#### EXERCISE BRIEF:
Keep only the lines of the listing that include the word "Create", and copy them.

#### STORED ROWS:

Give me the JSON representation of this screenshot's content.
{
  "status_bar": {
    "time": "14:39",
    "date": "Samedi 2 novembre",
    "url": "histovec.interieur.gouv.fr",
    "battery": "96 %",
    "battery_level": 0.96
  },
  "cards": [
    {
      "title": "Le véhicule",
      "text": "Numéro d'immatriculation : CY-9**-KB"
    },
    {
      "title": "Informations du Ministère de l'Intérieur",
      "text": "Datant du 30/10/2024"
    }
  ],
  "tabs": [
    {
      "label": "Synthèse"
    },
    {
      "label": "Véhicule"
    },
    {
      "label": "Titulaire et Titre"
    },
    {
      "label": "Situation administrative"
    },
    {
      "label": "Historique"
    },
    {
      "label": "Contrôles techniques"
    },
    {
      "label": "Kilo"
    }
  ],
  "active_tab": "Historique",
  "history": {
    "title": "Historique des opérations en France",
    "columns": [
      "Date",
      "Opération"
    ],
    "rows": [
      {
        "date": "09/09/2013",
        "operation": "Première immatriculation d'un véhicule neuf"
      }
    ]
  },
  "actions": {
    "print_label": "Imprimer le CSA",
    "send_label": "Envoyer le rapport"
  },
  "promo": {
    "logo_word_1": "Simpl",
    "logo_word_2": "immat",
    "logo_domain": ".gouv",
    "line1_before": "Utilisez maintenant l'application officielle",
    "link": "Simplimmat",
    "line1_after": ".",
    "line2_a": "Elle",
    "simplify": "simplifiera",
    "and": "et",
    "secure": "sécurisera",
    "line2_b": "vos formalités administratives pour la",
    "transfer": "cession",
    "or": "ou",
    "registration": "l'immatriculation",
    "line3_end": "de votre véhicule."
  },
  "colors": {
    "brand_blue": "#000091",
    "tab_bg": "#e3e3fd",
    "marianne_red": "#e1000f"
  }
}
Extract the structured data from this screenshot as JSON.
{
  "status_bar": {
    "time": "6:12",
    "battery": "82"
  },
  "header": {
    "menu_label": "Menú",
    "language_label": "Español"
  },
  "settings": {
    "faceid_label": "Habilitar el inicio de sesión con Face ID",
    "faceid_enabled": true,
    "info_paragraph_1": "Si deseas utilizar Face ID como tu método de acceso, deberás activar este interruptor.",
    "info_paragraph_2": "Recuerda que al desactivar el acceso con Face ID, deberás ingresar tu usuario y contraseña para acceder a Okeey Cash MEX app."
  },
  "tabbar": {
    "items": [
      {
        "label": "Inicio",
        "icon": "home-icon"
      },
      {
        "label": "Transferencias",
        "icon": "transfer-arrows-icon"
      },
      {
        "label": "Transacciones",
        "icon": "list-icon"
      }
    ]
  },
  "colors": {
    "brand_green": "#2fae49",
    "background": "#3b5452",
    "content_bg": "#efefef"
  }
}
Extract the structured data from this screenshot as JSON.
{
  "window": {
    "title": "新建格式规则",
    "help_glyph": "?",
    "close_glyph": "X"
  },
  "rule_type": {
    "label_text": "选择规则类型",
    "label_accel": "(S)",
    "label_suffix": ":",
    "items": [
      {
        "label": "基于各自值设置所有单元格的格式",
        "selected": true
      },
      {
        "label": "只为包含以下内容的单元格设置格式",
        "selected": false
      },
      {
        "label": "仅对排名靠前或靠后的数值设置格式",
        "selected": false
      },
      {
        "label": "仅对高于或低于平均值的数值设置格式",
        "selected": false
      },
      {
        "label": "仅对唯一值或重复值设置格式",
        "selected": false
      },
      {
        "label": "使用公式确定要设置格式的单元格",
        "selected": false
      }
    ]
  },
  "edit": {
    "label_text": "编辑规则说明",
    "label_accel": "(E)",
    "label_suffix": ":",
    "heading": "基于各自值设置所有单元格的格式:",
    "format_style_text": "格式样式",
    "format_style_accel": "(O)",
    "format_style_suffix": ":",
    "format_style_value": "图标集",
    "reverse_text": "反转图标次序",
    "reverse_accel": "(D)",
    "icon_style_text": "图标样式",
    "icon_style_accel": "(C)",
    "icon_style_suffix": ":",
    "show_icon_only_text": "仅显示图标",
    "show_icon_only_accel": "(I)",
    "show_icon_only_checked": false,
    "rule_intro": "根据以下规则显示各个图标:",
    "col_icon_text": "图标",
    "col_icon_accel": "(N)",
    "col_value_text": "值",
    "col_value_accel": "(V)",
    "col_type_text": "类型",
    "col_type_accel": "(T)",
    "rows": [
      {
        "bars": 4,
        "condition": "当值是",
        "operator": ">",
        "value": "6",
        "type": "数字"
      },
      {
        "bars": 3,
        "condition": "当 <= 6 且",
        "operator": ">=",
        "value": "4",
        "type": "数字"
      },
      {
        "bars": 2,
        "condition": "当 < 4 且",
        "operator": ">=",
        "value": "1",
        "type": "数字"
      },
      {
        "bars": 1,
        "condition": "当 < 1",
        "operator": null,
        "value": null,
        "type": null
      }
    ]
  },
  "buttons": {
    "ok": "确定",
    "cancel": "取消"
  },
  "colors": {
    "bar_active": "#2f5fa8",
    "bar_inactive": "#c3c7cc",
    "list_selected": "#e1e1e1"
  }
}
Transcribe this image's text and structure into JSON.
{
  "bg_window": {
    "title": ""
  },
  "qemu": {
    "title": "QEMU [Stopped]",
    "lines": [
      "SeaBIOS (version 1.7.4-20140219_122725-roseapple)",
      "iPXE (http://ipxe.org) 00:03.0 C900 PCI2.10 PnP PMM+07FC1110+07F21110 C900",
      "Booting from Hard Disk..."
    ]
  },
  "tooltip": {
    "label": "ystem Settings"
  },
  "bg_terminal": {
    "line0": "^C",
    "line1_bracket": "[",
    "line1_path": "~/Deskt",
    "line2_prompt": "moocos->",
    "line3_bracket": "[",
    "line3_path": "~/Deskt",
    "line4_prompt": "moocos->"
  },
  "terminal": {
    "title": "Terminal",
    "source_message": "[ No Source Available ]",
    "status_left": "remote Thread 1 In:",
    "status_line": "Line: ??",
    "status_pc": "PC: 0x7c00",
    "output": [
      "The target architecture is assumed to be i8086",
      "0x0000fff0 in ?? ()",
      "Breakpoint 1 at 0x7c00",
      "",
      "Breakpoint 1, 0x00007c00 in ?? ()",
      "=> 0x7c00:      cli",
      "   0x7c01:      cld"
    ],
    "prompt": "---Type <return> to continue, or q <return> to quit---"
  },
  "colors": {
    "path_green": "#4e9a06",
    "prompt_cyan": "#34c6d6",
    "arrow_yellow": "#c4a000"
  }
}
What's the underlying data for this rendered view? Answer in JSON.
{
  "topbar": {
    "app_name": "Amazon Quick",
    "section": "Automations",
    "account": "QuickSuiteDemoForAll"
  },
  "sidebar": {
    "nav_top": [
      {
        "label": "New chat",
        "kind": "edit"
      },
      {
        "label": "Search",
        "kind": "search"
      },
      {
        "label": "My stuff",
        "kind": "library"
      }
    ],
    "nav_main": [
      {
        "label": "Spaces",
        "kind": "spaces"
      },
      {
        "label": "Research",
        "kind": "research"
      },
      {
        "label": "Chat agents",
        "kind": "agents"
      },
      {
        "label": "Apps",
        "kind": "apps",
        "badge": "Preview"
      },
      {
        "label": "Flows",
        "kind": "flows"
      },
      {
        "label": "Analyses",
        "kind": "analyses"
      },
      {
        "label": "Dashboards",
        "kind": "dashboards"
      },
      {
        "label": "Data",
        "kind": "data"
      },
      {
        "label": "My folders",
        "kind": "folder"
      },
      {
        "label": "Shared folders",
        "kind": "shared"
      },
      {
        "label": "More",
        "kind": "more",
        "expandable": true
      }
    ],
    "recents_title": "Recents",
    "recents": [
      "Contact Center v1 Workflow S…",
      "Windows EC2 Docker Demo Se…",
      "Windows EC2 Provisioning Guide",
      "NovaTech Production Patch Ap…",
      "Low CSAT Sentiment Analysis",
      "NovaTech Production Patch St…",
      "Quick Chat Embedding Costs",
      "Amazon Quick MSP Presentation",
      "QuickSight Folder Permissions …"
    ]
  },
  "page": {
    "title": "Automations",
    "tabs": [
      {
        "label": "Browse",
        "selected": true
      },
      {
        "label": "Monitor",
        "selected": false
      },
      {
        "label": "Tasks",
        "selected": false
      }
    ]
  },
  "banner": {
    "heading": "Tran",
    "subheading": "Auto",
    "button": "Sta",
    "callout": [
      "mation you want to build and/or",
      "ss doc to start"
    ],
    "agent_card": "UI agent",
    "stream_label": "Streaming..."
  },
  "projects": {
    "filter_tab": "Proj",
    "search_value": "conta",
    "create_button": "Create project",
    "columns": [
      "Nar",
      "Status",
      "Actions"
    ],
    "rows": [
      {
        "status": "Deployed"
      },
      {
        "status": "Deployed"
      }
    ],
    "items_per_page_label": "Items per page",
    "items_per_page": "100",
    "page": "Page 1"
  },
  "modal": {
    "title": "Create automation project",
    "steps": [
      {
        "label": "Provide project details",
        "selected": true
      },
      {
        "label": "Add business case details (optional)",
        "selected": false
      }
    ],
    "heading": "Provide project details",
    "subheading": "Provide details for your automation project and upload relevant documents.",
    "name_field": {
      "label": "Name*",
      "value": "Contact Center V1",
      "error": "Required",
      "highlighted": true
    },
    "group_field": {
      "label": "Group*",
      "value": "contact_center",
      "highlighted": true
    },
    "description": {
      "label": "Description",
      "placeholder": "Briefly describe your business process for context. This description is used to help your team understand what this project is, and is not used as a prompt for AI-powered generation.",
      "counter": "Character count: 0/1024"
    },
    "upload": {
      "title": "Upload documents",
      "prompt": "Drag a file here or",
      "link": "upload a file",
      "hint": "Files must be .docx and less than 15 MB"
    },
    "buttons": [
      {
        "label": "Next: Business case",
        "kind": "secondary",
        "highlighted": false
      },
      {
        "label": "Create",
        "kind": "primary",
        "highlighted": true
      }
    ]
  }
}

#### EXERCISE RESULT:
    "create_button": "Create project",
    "title": "Create automation project",
        "label": "Create",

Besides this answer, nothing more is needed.